● Task to complete
What follows is a set of records; repeat all of them exactly.

— Start of Listed records —

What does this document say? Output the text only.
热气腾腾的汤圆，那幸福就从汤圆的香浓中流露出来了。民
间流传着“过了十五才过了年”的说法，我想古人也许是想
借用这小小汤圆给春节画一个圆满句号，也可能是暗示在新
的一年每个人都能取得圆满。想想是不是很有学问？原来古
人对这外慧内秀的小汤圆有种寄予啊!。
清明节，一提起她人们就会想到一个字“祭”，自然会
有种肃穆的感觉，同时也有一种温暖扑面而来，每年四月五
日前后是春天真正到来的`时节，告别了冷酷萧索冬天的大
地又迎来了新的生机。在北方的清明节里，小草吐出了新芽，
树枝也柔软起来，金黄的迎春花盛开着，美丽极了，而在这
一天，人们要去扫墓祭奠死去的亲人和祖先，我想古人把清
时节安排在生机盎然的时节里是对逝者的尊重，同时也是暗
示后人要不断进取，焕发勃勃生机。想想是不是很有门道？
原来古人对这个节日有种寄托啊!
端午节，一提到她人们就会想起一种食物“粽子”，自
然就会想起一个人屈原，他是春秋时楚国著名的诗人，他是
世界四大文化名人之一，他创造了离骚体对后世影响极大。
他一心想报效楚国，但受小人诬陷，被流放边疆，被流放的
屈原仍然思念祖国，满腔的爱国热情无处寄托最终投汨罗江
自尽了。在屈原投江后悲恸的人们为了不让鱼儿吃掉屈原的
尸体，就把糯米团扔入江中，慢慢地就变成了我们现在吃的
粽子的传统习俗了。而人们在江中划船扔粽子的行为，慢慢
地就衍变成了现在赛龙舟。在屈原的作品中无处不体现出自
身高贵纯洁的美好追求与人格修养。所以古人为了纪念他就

— End of Listed records —

● Exercise result
What does this document say? Output the text only.
热气腾腾的汤圆，那幸福就从汤圆的香浓中流露出来了。民
间流传着“过了十五才过了年”的说法，我想古人也许是想
借用这小小汤圆给春节画一个圆满句号，也可能是暗示在新
的一年每个人都能取得圆满。想想是不是很有学问？原来古
人对这外慧内秀的小汤圆有种寄予啊!。
清明节，一提起她人们就会想到一个字“祭”，自然会
有种肃穆的感觉，同时也有一种温暖扑面而来，每年四月五
日前后是春天真正到来的`时节，告别了冷酷萧索冬天的大
地又迎来了新的生机。在北方的清明节里，小草吐出了新芽，
树枝也柔软起来，金黄的迎春花盛开着，美丽极了，而在这
一天，人们要去扫墓祭奠死去的亲人和祖先，我想古人把清
时节安排在生机盎然的时节里是对逝者的尊重，同时也是暗
示后人要不断进取，焕发勃勃生机。想想是不是很有门道？
原来古人对这个节日有种寄托啊!
端午节，一提到她人们就会想起一种食物“粽子”，自
然就会想起一个人屈原，他是春秋时楚国著名的诗人，他是
世界四大文化名人之一，他创造了离骚体对后世影响极大。
他一心想报效楚国，但受小人诬陷，被流放边疆，被流放的
屈原仍然思念祖国，满腔的爱国热情无处寄托最终投汨罗江
自尽了。在屈原投江后悲恸的人们为了不让鱼儿吃掉屈原的
尸体，就把糯米团扔入江中，慢慢地就变成了我们现在吃的
粽子的传统习俗了。而人们在江中划船扔粽子的行为，慢慢
地就衍变成了现在赛龙舟。在屈原的作品中无处不体现出自
身高贵纯洁的美好追求与人格修养。所以古人为了纪念他就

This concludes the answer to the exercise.